Stated goal >>
A line counts if it contains the word "text" at least once. State how many such lines the records contain, giving the number alone.

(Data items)
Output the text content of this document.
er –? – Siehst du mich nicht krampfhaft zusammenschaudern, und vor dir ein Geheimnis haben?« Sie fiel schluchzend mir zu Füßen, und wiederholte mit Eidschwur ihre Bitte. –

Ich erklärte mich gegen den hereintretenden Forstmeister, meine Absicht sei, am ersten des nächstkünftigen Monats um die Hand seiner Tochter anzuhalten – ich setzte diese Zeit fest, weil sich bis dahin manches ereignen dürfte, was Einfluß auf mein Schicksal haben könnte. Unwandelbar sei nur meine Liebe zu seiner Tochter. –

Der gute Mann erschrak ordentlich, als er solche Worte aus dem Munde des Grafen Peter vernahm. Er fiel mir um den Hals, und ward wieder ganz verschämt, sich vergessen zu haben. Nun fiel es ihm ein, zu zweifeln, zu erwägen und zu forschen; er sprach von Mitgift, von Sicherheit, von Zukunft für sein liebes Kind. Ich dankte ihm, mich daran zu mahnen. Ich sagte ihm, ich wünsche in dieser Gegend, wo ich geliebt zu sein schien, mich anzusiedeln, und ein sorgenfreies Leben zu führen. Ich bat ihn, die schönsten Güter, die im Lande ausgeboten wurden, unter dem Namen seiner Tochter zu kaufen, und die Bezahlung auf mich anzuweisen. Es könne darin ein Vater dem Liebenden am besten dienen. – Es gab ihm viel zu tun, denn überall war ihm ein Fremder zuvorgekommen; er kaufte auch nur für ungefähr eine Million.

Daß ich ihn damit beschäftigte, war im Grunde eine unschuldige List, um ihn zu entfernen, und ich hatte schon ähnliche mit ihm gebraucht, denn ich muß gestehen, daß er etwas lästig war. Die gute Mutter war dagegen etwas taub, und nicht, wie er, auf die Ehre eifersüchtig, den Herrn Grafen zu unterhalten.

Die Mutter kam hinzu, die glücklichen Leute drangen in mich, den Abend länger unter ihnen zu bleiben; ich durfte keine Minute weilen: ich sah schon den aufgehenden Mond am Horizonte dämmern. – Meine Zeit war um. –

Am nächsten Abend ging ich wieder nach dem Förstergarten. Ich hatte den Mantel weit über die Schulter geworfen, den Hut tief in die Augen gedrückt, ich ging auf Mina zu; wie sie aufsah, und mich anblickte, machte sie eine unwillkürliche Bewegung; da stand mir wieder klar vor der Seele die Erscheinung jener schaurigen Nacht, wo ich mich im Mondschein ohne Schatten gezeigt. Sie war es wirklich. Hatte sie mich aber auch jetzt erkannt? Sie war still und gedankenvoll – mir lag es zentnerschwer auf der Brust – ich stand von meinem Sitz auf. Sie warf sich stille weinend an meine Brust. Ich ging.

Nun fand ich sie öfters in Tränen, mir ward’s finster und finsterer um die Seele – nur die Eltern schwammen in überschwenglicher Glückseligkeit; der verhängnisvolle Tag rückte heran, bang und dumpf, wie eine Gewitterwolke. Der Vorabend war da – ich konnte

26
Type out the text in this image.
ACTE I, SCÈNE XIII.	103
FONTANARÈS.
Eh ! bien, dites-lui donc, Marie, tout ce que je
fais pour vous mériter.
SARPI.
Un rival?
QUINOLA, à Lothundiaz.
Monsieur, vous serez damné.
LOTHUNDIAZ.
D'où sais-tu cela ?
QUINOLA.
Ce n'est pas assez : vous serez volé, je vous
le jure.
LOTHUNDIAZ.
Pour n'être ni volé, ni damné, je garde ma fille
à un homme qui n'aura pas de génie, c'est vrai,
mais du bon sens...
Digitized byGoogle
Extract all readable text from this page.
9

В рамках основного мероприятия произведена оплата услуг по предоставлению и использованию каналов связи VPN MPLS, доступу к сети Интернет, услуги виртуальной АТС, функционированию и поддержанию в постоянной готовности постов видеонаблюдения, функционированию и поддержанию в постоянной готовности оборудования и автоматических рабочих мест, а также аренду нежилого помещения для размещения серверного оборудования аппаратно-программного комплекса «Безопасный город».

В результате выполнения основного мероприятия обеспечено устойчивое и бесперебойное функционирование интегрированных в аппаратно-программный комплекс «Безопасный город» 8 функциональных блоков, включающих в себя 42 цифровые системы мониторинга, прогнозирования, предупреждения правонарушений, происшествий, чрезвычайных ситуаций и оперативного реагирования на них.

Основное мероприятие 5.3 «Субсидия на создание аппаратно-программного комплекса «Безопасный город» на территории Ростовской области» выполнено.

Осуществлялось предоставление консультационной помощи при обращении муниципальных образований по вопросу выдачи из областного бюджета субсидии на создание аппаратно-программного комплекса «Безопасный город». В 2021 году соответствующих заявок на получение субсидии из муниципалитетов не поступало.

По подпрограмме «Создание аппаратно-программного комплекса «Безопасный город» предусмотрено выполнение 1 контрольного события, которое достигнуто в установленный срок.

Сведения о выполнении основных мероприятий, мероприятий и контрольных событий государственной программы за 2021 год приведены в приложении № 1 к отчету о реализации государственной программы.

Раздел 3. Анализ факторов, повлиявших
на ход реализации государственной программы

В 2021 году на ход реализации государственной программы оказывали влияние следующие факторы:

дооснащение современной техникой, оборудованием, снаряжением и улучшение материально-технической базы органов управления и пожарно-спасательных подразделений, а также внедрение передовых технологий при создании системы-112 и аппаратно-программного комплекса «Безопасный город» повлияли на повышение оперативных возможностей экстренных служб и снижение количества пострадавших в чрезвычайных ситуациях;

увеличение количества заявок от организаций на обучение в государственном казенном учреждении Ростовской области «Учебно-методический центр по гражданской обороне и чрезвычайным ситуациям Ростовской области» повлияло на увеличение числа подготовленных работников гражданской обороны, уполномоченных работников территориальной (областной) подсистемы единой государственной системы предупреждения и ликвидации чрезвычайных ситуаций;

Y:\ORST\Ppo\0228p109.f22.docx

Answer in full >>
3